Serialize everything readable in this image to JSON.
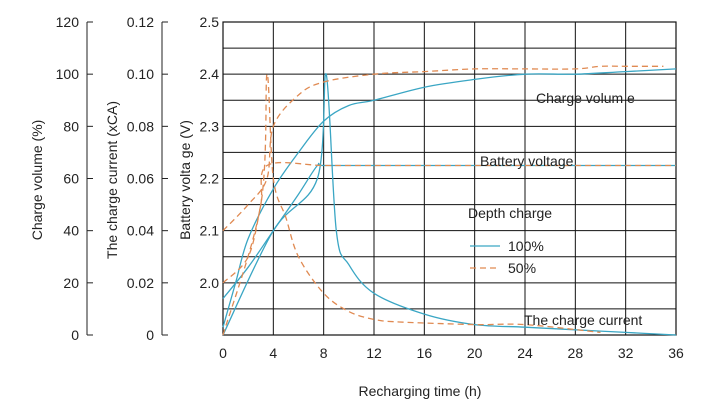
{
  "chart_data": {
    "type": "line",
    "xlabel": "Recharging time    (h)",
    "x_ticks": [
      "0",
      "4",
      "8",
      "12",
      "16",
      "20",
      "24",
      "28",
      "32",
      "36"
    ],
    "xlim": [
      0,
      36
    ],
    "axes": [
      {
        "label": "Charge volume (%)",
        "ticks": [
          "0",
          "20",
          "40",
          "60",
          "80",
          "100",
          "120"
        ],
        "ylim": [
          0,
          120
        ]
      },
      {
        "label": "The charge current   (xCA)",
        "ticks": [
          "0",
          "0.02",
          "0.04",
          "0.06",
          "0.08",
          "0.10",
          "0.12"
        ],
        "ylim": [
          0,
          0.12
        ]
      },
      {
        "label": "Battery volta ge    (V)",
        "ticks": [
          "2.0",
          "2.1",
          "2.2",
          "2.3",
          "2.4",
          "2.5"
        ],
        "ylim": [
          1.9,
          2.5
        ]
      }
    ],
    "grid": true,
    "legend": {
      "placement": "center-right",
      "title": "Depth charge",
      "entries": [
        {
          "name": "100%",
          "style": "solid",
          "color": "#3aa6c4"
        },
        {
          "name": "50%",
          "style": "dashed",
          "color": "#e08a52"
        }
      ]
    },
    "annotations": [
      "Charge volum e",
      "Battery voltage",
      "The charge current"
    ],
    "series": [
      {
        "name": "100%",
        "quantity": "Charge volume",
        "unit_axis": "Charge volume (%)",
        "x": [
          0,
          1,
          2,
          4,
          6,
          8,
          10,
          12,
          16,
          20,
          24,
          28,
          32,
          36
        ],
        "y": [
          3,
          20,
          37,
          56,
          70,
          82,
          88,
          90,
          95,
          98,
          100,
          100,
          101,
          102
        ]
      },
      {
        "name": "100%",
        "quantity": "Battery voltage",
        "unit_axis": "Battery volta ge    (V)",
        "x": [
          0,
          2,
          4,
          6,
          7.5,
          8,
          12,
          16,
          20,
          24,
          28,
          32,
          36
        ],
        "y": [
          1.97,
          2.03,
          2.1,
          2.17,
          2.225,
          2.225,
          2.225,
          2.225,
          2.225,
          2.225,
          2.225,
          2.225,
          2.225
        ]
      },
      {
        "name": "100%",
        "quantity": "The charge current",
        "unit_axis": "The charge current   (xCA)",
        "x": [
          0,
          4,
          7.5,
          8.2,
          9,
          10,
          12,
          16,
          20,
          24,
          28,
          32,
          36
        ],
        "y": [
          0,
          0.04,
          0.06,
          0.1,
          0.04,
          0.027,
          0.016,
          0.008,
          0.004,
          0.003,
          0.002,
          0.001,
          0
        ]
      },
      {
        "name": "50%",
        "quantity": "Charge volume",
        "unit_axis": "Charge volume (%)",
        "x": [
          0,
          2,
          3.5,
          4,
          6,
          8,
          12,
          16,
          20,
          24,
          28,
          30,
          32,
          35
        ],
        "y": [
          40,
          50,
          60,
          80,
          92,
          97,
          100,
          101,
          102,
          102,
          102,
          103,
          103,
          103
        ]
      },
      {
        "name": "50%",
        "quantity": "Battery voltage",
        "unit_axis": "Battery volta ge    (V)",
        "x": [
          0,
          2,
          3,
          3.5,
          8,
          12,
          24,
          36
        ],
        "y": [
          2.0,
          2.05,
          2.15,
          2.225,
          2.225,
          2.225,
          2.225,
          2.225
        ]
      },
      {
        "name": "50%",
        "quantity": "The charge current",
        "unit_axis": "The charge current   (xCA)",
        "x": [
          0,
          3,
          3.5,
          4,
          5,
          6,
          8,
          10,
          12,
          14,
          20,
          24,
          30
        ],
        "y": [
          0,
          0.05,
          0.1,
          0.06,
          0.045,
          0.03,
          0.016,
          0.009,
          0.006,
          0.005,
          0.004,
          0.004,
          0.001
        ]
      }
    ]
  }
}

***

→ **Your objective**
Quote the records in their entirety, keeping the wording exact and excluding pictures.

→ **Output for this exercise**
Serialize everything readable in this image to JSON.
{
  "chart_data": {
    "type": "line",
    "xlabel": "Recharging time    (h)",
    "x_ticks": [
      "0",
      "4",
      "8",
      "12",
      "16",
      "20",
      "24",
      "28",
      "32",
      "36"
    ],
    "xlim": [
      0,
      36
    ],
    "axes": [
      {
        "label": "Charge volume (%)",
        "ticks": [
          "0",
          "20",
          "40",
          "60",
          "80",
          "100",
          "120"
        ],
        "ylim": [
          0,
          120
        ]
      },
      {
        "label": "The charge current   (xCA)",
        "ticks": [
          "0",
          "0.02",
          "0.04",
          "0.06",
          "0.08",
          "0.10",
          "0.12"
        ],
        "ylim": [
          0,
          0.12
        ]
      },
      {
        "label": "Battery volta ge    (V)",
        "ticks": [
          "2.0",
          "2.1",
          "2.2",
          "2.3",
          "2.4",
          "2.5"
        ],
        "ylim": [
          1.9,
          2.5
        ]
      }
    ],
    "grid": true,
    "legend": {
      "placement": "center-right",
      "title": "Depth charge",
      "entries": [
        {
          "name": "100%",
          "style": "solid",
          "color": "#3aa6c4"
        },
        {
          "name": "50%",
          "style": "dashed",
          "color": "#e08a52"
        }
      ]
    },
    "annotations": [
      "Charge volum e",
      "Battery voltage",
      "The charge current"
    ],
    "series": [
      {
        "name": "100%",
        "quantity": "Charge volume",
        "unit_axis": "Charge volume (%)",
        "x": [
          0,
          1,
          2,
          4,
          6,
          8,
          10,
          12,
          16,
          20,
          24,
          28,
          32,
          36
        ],
        "y": [
          3,
          20,
          37,
          56,
          70,
          82,
          88,
          90,
          95,
          98,
          100,
          100,
          101,
          102
        ]
      },
      {
        "name": "100%",
        "quantity": "Battery voltage",
        "unit_axis": "Battery volta ge    (V)",
        "x": [
          0,
          2,
          4,
          6,
          7.5,
          8,
          12,
          16,
          20,
          24,
          28,
          32,
          36
        ],
        "y": [
          1.97,
          2.03,
          2.1,
          2.17,
          2.225,
          2.225,
          2.225,
          2.225,
          2.225,
          2.225,
          2.225,
          2.225,
          2.225
        ]
      },
      {
        "name": "100%",
        "quantity": "The charge current",
        "unit_axis": "The charge current   (xCA)",
        "x": [
          0,
          4,
          7.5,
          8.2,
          9,
          10,
          12,
          16,
          20,
          24,
          28,
          32,
          36
        ],
        "y": [
          0,
          0.04,
          0.06,
          0.1,
          0.04,
          0.027,
          0.016,
          0.008,
          0.004,
          0.003,
          0.002,
          0.001,
          0
        ]
      },
      {
        "name": "50%",
        "quantity": "Charge volume",
        "unit_axis": "Charge volume (%)",
        "x": [
          0,
          2,
          3.5,
          4,
          6,
          8,
          12,
          16,
          20,
          24,
          28,
          30,
          32,
          35
        ],
        "y": [
          40,
          50,
          60,
          80,
          92,
          97,
          100,
          101,
          102,
          102,
          102,
          103,
          103,
          103
        ]
      },
      {
        "name": "50%",
        "quantity": "Battery voltage",
        "unit_axis": "Battery volta ge    (V)",
        "x": [
          0,
          2,
          3,
          3.5,
          8,
          12,
          24,
          36
        ],
        "y": [
          2.0,
          2.05,
          2.15,
          2.225,
          2.225,
          2.225,
          2.225,
          2.225
        ]
      },
      {
        "name": "50%",
        "quantity": "The charge current",
        "unit_axis": "The charge current   (xCA)",
        "x": [
          0,
          3,
          3.5,
          4,
          5,
          6,
          8,
          10,
          12,
          14,
          20,
          24,
          30
        ],
        "y": [
          0,
          0.05,
          0.1,
          0.06,
          0.045,
          0.03,
          0.016,
          0.009,
          0.006,
          0.005,
          0.004,
          0.004,
          0.001
        ]
      }
    ]
  }
}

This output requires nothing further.